• [Problem to work on]: Scan the following material for the string "Total" and copy each line in which it appears.
....................
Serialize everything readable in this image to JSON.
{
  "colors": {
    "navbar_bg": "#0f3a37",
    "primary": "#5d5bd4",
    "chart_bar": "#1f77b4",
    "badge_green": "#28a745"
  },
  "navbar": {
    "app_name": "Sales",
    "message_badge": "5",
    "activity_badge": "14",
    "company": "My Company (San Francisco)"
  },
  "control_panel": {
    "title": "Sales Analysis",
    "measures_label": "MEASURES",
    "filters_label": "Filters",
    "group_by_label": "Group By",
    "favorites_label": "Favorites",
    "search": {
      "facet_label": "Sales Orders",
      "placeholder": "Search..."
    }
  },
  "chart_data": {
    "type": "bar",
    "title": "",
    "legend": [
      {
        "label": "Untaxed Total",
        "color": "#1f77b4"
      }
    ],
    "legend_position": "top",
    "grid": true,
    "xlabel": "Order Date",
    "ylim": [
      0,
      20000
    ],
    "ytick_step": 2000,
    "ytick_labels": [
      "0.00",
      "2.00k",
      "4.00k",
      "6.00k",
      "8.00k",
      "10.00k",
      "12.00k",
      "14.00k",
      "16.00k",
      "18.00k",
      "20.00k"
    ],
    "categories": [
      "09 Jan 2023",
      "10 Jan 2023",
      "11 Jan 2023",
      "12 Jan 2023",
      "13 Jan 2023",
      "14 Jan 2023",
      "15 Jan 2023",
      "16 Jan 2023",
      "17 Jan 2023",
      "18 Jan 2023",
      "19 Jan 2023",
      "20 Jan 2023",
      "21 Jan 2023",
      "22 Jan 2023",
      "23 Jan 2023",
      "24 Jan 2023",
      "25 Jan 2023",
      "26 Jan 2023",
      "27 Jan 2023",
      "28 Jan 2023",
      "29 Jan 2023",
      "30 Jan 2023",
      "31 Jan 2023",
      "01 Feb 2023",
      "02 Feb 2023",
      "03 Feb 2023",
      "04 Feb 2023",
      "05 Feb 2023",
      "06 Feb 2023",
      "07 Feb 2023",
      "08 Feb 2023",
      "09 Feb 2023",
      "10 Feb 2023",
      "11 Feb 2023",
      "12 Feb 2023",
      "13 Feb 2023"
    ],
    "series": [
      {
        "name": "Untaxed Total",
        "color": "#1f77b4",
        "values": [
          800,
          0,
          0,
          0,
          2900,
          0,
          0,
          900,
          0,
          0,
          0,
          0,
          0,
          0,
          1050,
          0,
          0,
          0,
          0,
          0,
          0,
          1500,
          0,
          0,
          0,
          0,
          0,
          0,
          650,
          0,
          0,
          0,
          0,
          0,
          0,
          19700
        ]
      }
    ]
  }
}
....................
• [Solution to this problem]:
        "label": "Untaxed Total",
        "name": "Untaxed Total",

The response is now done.